-- start --
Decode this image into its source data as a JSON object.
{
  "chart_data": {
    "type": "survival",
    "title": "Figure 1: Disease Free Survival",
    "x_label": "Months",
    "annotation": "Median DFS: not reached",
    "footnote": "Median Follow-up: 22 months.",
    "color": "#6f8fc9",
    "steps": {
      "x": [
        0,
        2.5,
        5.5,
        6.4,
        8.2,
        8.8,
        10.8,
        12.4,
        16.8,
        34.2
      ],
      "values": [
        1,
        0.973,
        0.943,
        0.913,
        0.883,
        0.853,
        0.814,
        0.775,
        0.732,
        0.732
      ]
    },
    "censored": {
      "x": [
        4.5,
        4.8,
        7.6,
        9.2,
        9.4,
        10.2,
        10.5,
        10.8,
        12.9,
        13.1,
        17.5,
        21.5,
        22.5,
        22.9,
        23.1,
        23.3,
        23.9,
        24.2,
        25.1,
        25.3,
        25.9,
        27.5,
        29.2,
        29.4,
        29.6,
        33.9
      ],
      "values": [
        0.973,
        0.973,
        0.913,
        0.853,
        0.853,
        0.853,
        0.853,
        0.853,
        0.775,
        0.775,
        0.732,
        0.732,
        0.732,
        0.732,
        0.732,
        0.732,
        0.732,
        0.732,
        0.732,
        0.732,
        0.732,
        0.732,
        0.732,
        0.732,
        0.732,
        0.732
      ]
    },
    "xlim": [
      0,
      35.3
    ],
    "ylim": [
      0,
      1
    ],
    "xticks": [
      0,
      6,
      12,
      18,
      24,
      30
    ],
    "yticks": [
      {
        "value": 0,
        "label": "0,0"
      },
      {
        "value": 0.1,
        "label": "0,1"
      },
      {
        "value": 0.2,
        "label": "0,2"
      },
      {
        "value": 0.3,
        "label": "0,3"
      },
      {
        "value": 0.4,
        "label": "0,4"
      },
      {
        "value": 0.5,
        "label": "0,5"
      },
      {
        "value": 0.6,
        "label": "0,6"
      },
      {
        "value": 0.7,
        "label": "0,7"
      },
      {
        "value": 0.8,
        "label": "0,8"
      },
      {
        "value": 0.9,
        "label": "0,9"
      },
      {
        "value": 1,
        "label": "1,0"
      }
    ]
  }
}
-- end --
Go through the data above and find the lines with the word "Median". Copy each of those lines.

    "annotation": "Median DFS: not reached",
    "footnote": "Median Follow-up: 22 months.",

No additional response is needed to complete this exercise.